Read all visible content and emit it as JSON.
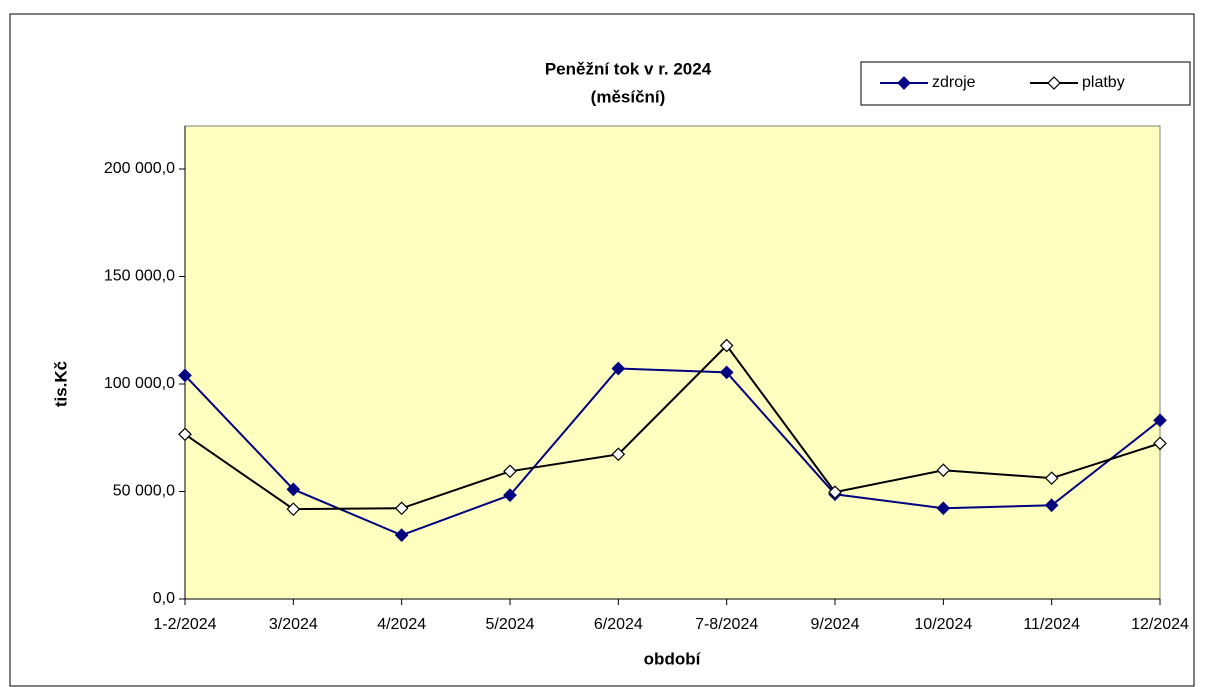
{
  "chart_data": {
    "type": "line",
    "title": "Peněžní tok v r. 2024",
    "subtitle": "(měsíční)",
    "x_label": "období",
    "y_label": "tis.Kč",
    "categories": [
      "1-2/2024",
      "3/2024",
      "4/2024",
      "5/2024",
      "6/2024",
      "7-8/2024",
      "9/2024",
      "10/2024",
      "11/2024",
      "12/2024"
    ],
    "series": [
      {
        "name": "zdroje",
        "color": "#000080",
        "marker_fill": "#000080",
        "values": [
          104000,
          51000,
          29700,
          48300,
          107200,
          105400,
          48700,
          42200,
          43600,
          83100
        ]
      },
      {
        "name": "platby",
        "color": "#000000",
        "marker_fill": "#ffffff",
        "values": [
          76600,
          41800,
          42200,
          59400,
          67300,
          117900,
          49700,
          59900,
          56200,
          72400
        ]
      }
    ],
    "ylim": [
      0,
      220000
    ],
    "yticks": [
      {
        "value": 0,
        "label": "0,0"
      },
      {
        "value": 50000,
        "label": "50 000,0"
      },
      {
        "value": 100000,
        "label": "100 000,0"
      },
      {
        "value": 150000,
        "label": "150 000,0"
      },
      {
        "value": 200000,
        "label": "200 000,0"
      }
    ],
    "plot_background": "#ffffc0",
    "legend": "top-right"
  }
}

● ● ● ● ● ● ●

Description of the task. Transcribe all of the entries word for word, but skip any pictures they contain.

Correct result.
Read all visible content and emit it as JSON.
{
  "chart_data": {
    "type": "line",
    "title": "Peněžní tok v r. 2024",
    "subtitle": "(měsíční)",
    "x_label": "období",
    "y_label": "tis.Kč",
    "categories": [
      "1-2/2024",
      "3/2024",
      "4/2024",
      "5/2024",
      "6/2024",
      "7-8/2024",
      "9/2024",
      "10/2024",
      "11/2024",
      "12/2024"
    ],
    "series": [
      {
        "name": "zdroje",
        "color": "#000080",
        "marker_fill": "#000080",
        "values": [
          104000,
          51000,
          29700,
          48300,
          107200,
          105400,
          48700,
          42200,
          43600,
          83100
        ]
      },
      {
        "name": "platby",
        "color": "#000000",
        "marker_fill": "#ffffff",
        "values": [
          76600,
          41800,
          42200,
          59400,
          67300,
          117900,
          49700,
          59900,
          56200,
          72400
        ]
      }
    ],
    "ylim": [
      0,
      220000
    ],
    "yticks": [
      {
        "value": 0,
        "label": "0,0"
      },
      {
        "value": 50000,
        "label": "50 000,0"
      },
      {
        "value": 100000,
        "label": "100 000,0"
      },
      {
        "value": 150000,
        "label": "150 000,0"
      },
      {
        "value": 200000,
        "label": "200 000,0"
      }
    ],
    "plot_background": "#ffffc0",
    "legend": "top-right"
  }
}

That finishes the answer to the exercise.